Data records:
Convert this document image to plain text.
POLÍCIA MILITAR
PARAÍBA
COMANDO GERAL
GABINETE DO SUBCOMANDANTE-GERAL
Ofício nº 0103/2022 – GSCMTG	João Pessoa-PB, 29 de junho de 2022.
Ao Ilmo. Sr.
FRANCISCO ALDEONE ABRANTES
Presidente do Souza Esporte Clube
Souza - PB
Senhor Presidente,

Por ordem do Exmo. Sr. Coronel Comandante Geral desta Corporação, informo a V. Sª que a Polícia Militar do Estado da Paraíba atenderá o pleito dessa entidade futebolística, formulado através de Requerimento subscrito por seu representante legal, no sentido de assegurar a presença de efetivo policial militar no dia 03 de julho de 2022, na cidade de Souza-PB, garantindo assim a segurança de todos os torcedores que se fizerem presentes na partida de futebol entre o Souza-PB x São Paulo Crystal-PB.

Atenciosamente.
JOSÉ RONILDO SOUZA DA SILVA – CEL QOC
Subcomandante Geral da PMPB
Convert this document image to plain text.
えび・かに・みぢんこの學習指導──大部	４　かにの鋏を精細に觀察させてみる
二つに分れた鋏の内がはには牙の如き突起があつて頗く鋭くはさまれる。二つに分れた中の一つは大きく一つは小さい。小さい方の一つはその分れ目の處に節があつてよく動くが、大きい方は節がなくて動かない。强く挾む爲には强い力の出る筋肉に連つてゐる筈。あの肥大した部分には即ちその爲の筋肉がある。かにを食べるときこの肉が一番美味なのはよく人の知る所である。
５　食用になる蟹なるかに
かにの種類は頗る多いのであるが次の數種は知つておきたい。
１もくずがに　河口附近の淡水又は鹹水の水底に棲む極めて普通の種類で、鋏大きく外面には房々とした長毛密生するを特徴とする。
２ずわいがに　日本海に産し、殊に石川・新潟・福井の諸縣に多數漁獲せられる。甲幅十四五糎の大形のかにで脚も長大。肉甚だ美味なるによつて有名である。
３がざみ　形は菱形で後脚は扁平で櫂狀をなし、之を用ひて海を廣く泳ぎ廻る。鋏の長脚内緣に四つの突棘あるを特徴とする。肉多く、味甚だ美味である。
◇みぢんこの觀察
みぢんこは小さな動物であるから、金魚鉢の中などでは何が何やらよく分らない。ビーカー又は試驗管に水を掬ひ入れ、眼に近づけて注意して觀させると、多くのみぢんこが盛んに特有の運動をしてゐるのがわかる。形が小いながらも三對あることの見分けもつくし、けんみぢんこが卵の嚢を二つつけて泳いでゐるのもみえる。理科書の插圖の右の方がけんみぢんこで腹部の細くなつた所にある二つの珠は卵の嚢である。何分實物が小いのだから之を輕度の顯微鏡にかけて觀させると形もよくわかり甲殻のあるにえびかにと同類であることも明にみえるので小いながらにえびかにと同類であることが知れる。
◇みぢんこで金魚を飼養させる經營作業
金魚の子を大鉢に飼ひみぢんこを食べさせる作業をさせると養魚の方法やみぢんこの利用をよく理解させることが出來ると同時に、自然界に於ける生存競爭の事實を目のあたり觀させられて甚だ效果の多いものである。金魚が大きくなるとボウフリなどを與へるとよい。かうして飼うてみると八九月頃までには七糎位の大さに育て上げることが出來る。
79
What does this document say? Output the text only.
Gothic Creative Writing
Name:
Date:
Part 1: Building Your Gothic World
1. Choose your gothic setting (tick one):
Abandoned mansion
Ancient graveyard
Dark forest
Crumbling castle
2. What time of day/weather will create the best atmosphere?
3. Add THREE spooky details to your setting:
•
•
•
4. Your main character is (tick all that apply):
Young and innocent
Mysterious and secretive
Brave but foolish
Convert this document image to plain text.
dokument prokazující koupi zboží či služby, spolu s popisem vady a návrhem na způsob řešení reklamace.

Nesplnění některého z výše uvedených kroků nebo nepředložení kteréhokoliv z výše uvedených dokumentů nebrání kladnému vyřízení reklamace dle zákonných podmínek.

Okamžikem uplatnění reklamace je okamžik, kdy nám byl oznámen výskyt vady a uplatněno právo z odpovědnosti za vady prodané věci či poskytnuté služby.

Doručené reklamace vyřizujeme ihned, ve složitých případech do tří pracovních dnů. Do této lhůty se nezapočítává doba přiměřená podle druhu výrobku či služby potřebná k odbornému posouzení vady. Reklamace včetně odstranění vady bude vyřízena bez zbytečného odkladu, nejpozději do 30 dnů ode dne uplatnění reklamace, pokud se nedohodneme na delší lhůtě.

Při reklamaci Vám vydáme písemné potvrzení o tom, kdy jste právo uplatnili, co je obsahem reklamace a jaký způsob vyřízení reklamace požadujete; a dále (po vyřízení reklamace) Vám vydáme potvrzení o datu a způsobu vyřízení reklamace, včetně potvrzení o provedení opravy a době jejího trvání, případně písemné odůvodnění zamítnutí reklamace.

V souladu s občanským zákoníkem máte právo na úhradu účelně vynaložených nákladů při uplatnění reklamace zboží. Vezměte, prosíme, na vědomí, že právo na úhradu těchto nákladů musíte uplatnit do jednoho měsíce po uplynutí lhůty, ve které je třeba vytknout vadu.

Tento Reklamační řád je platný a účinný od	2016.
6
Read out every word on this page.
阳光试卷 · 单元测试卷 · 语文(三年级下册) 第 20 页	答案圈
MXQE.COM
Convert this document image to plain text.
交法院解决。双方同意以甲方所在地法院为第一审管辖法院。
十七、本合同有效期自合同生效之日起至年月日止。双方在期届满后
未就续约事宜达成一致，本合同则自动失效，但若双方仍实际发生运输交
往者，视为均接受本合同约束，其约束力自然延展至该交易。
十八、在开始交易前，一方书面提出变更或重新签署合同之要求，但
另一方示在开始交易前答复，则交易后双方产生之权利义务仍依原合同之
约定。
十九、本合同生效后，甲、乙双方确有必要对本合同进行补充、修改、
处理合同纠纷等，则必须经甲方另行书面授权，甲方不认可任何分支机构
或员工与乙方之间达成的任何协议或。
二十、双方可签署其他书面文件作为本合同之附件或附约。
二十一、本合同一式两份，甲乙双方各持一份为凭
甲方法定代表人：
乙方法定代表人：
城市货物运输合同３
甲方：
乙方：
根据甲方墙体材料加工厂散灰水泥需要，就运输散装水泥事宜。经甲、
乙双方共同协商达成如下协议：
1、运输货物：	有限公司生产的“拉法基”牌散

# EXERCISE DESCRIPTION:
Gather up every line from the listing above in which the word "What" occurs.

# SOLUTION TO THIS TASK:
What does this document say? Output the text only.
2. What time of day/weather will create the best atmosphere?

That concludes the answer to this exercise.